== Extract ==
We achieved it by doing exactly as you described. We made his crate his sanctuary, and always made it a positive place for him with his favourite toys / stuffed Kong etc. Whenever we couldn't be with him he would be in his crate and we started leaving him for longer periods of time very gradually (it was hard at times because he would sometimes cry but we just pushed through it). 

As he got older we gave him the entire hallway rather than his crate so he could stretch his legs if needed. Now he's fine with being left along for a few hours if needed. 

Tom


----------



## rbigarel (Jan 15, 2019)

Hey there. In my opinion work with a breeder to get the desired character you want. Every V is a little different. Eli. Our boy will absolutely chill with me. I work from home and he is great with exercise multiple short spurts per day. On weekends he gets long outings with friends on lots of trails. So this works for us. I specifically asked my breeder for the calmest male they had. They know there dogs and will usually be able to give rough estimates of temperament. He is a more chilled out V than many but he has an on switch. We also actively took part in training g and have been working for 3 years to ensure he had a routine and proper training. All in all you sound super prepared. Good luck!


----------



## Red dog lovers (Nov 30, 2021)

Matt C said:


> Another question from me as I try to research the reality of vizsla life…
> 
> Imagine I’ve fast forwarded through the puppy phase and my dog is over 18 months old.

== Dataset section ==
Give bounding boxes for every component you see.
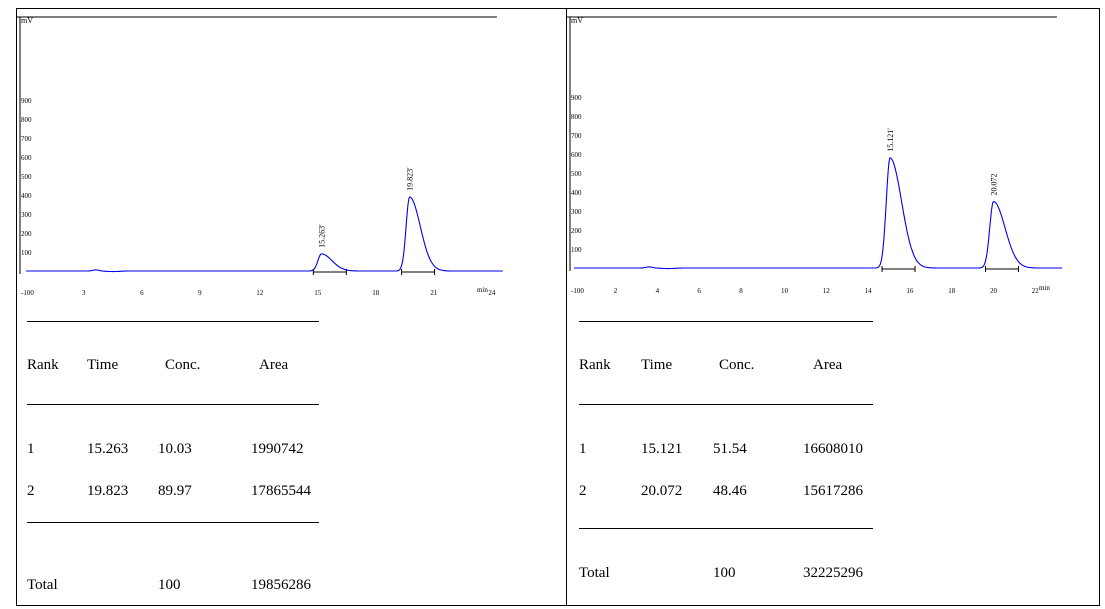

== Problem ==
Continue the forum thread on living with a vizsla, starting after its last sentence.

== Result for this task ==
> I expect to be able to give my dog around 3.5 hours of exercise a day. I love walking and having a walking buddy is a significant driver for my considering a vizsla. It’s likely to be in the following routine for me and the dog:
> ...


Hello, you care to do right for the breed will only right for all off you. Yes they love to have fun and work, but they also LOVE thier family. Velcro is a perfect name for them. We have two now, our first time with two at the same time. We have had four total and love this breed. The two now Nellie a 2.5 year old and Sunny a 8 month old have the same mom. They do all you mention even with two of them. They are fine with themself but they love the touch of thier family the most. It’s funny how they work themself from one family member to the other as they need to. And we are an active family without them also. We are in the middle of a home improvement project and they are just fine. However keep in mind if you get on the floor doing whatever they will come to you and have a seat it you let them. As I said we love Vs we do not think you could go wrong and with you being concerned to do right by them and you, you can only have a great experience. Take care and BEST wishes!!!


----------



## hmills22 (11 mo ago)

I recently spoke to a vizsla breeder and owner over many years after stressing about crate training while we work. She was amazing and right in saying Velcro dog or not they adapt to your life style just like any other dog and yes they love people and being around them but will also adapt to how u raise them!! Routine is key as well. Also she said having them calm before going in a crate is important for them to settle. Any dog will crave attention and struggle when left to start.


----------



## Pogaca (Dec 17, 2021)

My V is 13 mo and I do less and less dog park and more and more serious hunt training as well as more quartering, whistle work, nose work etc. For physicals I run with my dog, giving the canicross basics etc, got a light agility set, slalom poles, all that jazz. I find spending time with me instead of other dogs and putting his itsy bitsy brain to work helps him settle better than running around for hours.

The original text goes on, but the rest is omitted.